■ Texte à examiner
= = = = = = =

Un enfant sur sept en Fédération Wallonie-Bruxelles est aujourd'hui en situation de "très grande souffrance psychologique", et parmi eux 10% vont tenter de mettre fin à leur jour, a alerté mercredi le délégué général aux droits de l'enfant (DGDE), Solayman Laqdim, devant le parlement de la FWB.
Les causes de cette détresse sont multiples : "l'éco-anxiété est très très présente quand on parle avec les jeunes, il y a les conflits mondiaux, la précarité aussi, avec des centaines de familles renvoyées à la rue chaque semaine", a pointé M. Laqdim, à l'occasion de la présentation de son rapport annuel devant les députés.
À ce contexte général viennent se greffer selon les cas des vulnérabilités plus personnelles, comme des situations de handicap, des questions d'identité, de violences sexuelles, etc., a-t-il encore éclairé.

= = = = = = =

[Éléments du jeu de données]
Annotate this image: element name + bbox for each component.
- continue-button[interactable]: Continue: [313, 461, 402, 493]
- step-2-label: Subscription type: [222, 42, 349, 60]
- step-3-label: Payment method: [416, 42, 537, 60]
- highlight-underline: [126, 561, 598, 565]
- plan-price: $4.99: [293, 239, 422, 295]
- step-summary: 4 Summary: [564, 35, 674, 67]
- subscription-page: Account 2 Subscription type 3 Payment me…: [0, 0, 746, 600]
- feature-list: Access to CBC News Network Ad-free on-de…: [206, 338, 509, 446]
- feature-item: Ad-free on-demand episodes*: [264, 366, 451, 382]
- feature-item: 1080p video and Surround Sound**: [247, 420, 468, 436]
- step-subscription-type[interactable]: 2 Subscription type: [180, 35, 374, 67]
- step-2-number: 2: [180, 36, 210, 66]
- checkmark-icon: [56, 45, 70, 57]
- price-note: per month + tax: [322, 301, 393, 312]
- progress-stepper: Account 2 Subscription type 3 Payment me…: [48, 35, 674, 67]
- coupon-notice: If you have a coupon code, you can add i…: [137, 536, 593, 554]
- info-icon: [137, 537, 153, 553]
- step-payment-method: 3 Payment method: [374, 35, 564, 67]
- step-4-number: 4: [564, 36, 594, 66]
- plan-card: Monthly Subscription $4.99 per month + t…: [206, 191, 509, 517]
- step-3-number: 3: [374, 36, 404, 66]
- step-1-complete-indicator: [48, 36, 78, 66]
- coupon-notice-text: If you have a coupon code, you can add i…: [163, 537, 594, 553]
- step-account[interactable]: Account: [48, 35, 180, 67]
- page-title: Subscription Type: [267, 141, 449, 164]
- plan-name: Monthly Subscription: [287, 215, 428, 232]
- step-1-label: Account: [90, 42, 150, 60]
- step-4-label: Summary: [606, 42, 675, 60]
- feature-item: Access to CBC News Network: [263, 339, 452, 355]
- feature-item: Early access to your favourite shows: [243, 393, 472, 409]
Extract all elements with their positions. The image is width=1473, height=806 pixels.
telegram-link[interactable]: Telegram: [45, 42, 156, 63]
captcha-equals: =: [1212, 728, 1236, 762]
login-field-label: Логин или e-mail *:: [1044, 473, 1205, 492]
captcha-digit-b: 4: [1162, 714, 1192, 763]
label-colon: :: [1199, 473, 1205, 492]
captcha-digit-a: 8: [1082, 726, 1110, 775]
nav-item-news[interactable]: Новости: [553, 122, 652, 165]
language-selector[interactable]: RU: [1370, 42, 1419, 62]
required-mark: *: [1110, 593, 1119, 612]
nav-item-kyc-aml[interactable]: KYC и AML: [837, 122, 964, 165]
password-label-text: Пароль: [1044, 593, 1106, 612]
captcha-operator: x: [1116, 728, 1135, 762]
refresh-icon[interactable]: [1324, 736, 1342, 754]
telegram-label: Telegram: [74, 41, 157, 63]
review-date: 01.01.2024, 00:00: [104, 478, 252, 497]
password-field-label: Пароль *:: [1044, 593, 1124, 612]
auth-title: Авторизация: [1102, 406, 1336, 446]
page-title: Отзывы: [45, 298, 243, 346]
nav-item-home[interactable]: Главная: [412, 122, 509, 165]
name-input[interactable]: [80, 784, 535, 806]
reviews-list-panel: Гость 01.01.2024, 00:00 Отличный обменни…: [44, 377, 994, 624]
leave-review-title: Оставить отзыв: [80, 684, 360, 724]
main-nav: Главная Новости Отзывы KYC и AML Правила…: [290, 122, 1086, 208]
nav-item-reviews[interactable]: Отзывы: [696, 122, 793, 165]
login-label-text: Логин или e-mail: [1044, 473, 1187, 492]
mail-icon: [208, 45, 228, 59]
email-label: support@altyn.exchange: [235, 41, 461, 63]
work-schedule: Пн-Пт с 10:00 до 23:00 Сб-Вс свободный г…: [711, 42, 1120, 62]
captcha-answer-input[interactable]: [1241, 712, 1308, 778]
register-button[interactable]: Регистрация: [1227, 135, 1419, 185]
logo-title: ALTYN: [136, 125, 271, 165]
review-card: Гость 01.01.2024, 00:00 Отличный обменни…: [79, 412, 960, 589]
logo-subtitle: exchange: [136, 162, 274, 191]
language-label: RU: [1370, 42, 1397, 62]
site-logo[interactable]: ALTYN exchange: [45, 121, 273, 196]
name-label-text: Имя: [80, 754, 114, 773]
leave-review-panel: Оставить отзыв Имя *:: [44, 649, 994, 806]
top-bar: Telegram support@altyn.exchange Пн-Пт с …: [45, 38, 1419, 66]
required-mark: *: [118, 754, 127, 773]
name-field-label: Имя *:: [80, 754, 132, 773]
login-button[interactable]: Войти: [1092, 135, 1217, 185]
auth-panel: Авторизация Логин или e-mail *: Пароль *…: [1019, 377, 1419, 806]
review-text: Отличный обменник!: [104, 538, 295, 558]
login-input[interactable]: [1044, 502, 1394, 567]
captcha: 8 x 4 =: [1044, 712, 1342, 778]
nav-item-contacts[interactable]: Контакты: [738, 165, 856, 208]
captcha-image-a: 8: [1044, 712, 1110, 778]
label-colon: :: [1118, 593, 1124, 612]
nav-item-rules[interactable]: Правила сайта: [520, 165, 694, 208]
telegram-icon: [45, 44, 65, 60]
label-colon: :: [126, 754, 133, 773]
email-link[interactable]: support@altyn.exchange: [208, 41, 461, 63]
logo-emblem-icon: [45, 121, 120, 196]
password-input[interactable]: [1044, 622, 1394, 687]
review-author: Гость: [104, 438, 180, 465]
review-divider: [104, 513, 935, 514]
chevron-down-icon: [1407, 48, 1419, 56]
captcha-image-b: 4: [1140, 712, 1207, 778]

= = = = = = =

■ Consignes
Reproduisez fidèlement le passage de l'extrait sur la souffrance psychologique des enfants qui commence par les mots contenant « Un enfant sur » et se termine par « devant les députés. ». Cette liste provient d'une source distincte.

■ Corrigé
Un enfant sur sept en Fédération Wallonie-Bruxelles est aujourd'hui en situation de "très grande souffrance psychologique", et parmi eux 10% vont tenter de mettre fin à leur jour, a alerté mercredi le délégué général aux droits de l'enfant (DGDE), Solayman Laqdim, devant le parlement de la FWB.
Les causes de cette détresse sont multiples : "l'éco-anxiété est très très présente quand on parle avec les jeunes, il y a les conflits mondiaux, la précarité aussi, avec des centaines de familles renvoyées à la rue chaque semaine", a pointé M. Laqdim, à l'occasion de la présentation de son rapport annuel devant les députés.